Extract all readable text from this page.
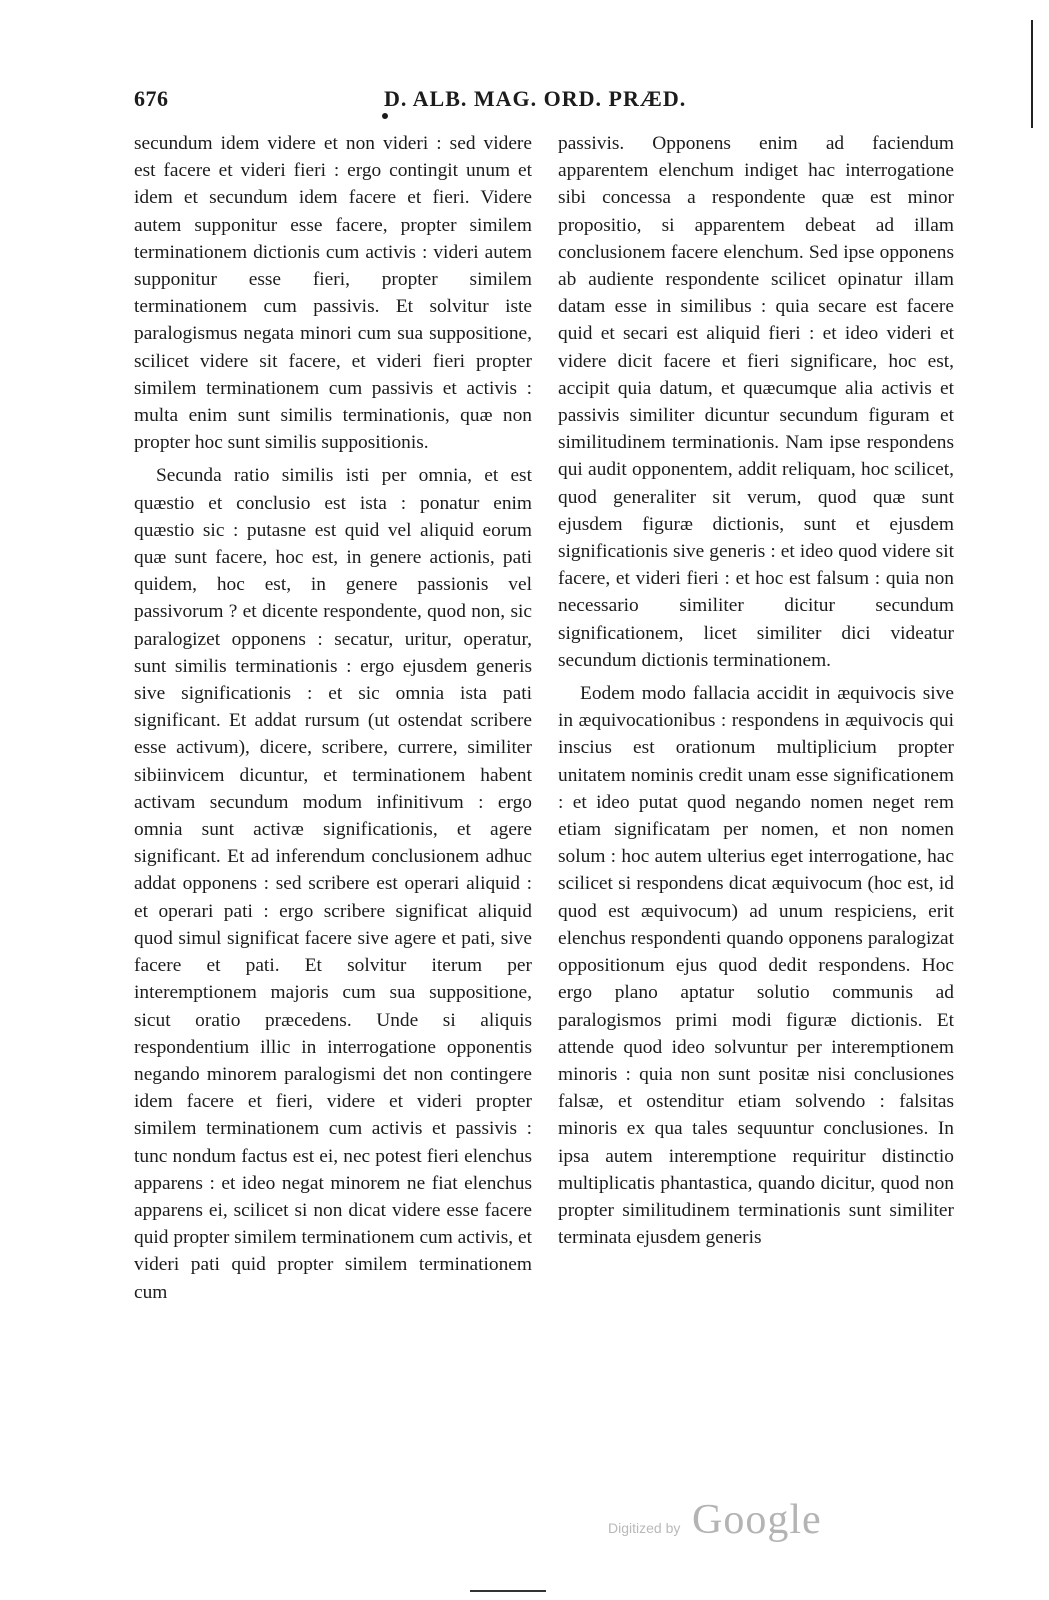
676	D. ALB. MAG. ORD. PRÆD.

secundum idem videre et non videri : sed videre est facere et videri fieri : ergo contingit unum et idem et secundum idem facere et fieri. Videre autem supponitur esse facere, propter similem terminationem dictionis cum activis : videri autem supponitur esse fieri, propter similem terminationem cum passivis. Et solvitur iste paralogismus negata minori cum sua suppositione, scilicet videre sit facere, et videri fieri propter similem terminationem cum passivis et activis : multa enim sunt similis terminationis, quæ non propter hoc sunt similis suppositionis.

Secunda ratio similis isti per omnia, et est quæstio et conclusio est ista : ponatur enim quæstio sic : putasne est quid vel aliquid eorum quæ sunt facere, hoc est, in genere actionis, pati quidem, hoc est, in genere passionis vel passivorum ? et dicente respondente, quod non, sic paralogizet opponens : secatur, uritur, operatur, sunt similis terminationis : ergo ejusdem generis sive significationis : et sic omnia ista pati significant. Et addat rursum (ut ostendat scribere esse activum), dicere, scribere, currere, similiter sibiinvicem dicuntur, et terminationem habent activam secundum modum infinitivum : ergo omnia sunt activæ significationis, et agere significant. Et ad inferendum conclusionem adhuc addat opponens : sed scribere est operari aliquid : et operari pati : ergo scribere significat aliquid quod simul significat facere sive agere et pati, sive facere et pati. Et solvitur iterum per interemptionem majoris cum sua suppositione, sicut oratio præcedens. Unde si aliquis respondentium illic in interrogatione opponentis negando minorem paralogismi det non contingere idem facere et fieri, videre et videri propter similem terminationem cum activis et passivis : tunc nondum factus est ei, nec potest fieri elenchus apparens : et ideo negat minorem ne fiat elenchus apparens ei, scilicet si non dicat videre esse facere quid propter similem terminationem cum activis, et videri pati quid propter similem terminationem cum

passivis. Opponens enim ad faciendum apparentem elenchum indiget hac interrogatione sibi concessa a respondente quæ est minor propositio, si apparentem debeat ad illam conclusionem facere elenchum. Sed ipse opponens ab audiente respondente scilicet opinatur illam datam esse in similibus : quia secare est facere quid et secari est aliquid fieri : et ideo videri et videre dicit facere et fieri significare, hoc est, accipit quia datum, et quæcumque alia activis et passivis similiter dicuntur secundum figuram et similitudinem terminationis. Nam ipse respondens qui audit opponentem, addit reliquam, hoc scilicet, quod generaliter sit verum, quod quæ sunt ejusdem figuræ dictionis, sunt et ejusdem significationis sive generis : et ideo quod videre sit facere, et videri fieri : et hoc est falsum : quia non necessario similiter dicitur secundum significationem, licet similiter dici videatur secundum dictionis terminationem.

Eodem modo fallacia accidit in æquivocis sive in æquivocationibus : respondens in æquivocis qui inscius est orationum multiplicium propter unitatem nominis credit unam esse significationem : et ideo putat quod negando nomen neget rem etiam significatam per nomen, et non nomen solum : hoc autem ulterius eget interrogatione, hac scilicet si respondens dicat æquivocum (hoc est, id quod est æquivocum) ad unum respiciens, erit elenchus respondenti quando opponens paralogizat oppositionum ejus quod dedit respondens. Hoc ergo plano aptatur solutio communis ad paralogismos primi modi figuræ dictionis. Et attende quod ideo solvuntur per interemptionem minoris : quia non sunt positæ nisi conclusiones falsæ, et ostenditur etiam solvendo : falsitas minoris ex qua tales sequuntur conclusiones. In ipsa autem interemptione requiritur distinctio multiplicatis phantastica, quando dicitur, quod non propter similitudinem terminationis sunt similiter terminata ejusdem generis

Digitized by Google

#### [Required task]
Repeat every record precisely. Any picture among them stays out of the copy.

#### [The completed task]
Extract all readable text from this page.
676	D. ALB. MAG. ORD. PRÆD.

secundum idem videre et non videri : sed videre est facere et videri fieri : ergo contingit unum et idem et secundum idem facere et fieri. Videre autem supponitur esse facere, propter similem terminationem dictionis cum activis : videri autem supponitur esse fieri, propter similem terminationem cum passivis. Et solvitur iste paralogismus negata minori cum sua suppositione, scilicet videre sit facere, et videri fieri propter similem terminationem cum passivis et activis : multa enim sunt similis terminationis, quæ non propter hoc sunt similis suppositionis.

Secunda ratio similis isti per omnia, et est quæstio et conclusio est ista : ponatur enim quæstio sic : putasne est quid vel aliquid eorum quæ sunt facere, hoc est, in genere actionis, pati quidem, hoc est, in genere passionis vel passivorum ? et dicente respondente, quod non, sic paralogizet opponens : secatur, uritur, operatur, sunt similis terminationis : ergo ejusdem generis sive significationis : et sic omnia ista pati significant. Et addat rursum (ut ostendat scribere esse activum), dicere, scribere, currere, similiter sibiinvicem dicuntur, et terminationem habent activam secundum modum infinitivum : ergo omnia sunt activæ significationis, et agere significant. Et ad inferendum conclusionem adhuc addat opponens : sed scribere est operari aliquid : et operari pati : ergo scribere significat aliquid quod simul significat facere sive agere et pati, sive facere et pati. Et solvitur iterum per interemptionem majoris cum sua suppositione, sicut oratio præcedens. Unde si aliquis respondentium illic in interrogatione opponentis negando minorem paralogismi det non contingere idem facere et fieri, videre et videri propter similem terminationem cum activis et passivis : tunc nondum factus est ei, nec potest fieri elenchus apparens : et ideo negat minorem ne fiat elenchus apparens ei, scilicet si non dicat videre esse facere quid propter similem terminationem cum activis, et videri pati quid propter similem terminationem cum

passivis. Opponens enim ad faciendum apparentem elenchum indiget hac interrogatione sibi concessa a respondente quæ est minor propositio, si apparentem debeat ad illam conclusionem facere elenchum. Sed ipse opponens ab audiente respondente scilicet opinatur illam datam esse in similibus : quia secare est facere quid et secari est aliquid fieri : et ideo videri et videre dicit facere et fieri significare, hoc est, accipit quia datum, et quæcumque alia activis et passivis similiter dicuntur secundum figuram et similitudinem terminationis. Nam ipse respondens qui audit opponentem, addit reliquam, hoc scilicet, quod generaliter sit verum, quod quæ sunt ejusdem figuræ dictionis, sunt et ejusdem significationis sive generis : et ideo quod videre sit facere, et videri fieri : et hoc est falsum : quia non necessario similiter dicitur secundum significationem, licet similiter dici videatur secundum dictionis terminationem.

Eodem modo fallacia accidit in æquivocis sive in æquivocationibus : respondens in æquivocis qui inscius est orationum multiplicium propter unitatem nominis credit unam esse significationem : et ideo putat quod negando nomen neget rem etiam significatam per nomen, et non nomen solum : hoc autem ulterius eget interrogatione, hac scilicet si respondens dicat æquivocum (hoc est, id quod est æquivocum) ad unum respiciens, erit elenchus respondenti quando opponens paralogizat oppositionum ejus quod dedit respondens. Hoc ergo plano aptatur solutio communis ad paralogismos primi modi figuræ dictionis. Et attende quod ideo solvuntur per interemptionem minoris : quia non sunt positæ nisi conclusiones falsæ, et ostenditur etiam solvendo : falsitas minoris ex qua tales sequuntur conclusiones. In ipsa autem interemptione requiritur distinctio multiplicatis phantastica, quando dicitur, quod non propter similitudinem terminationis sunt similiter terminata ejusdem generis

Digitized by Google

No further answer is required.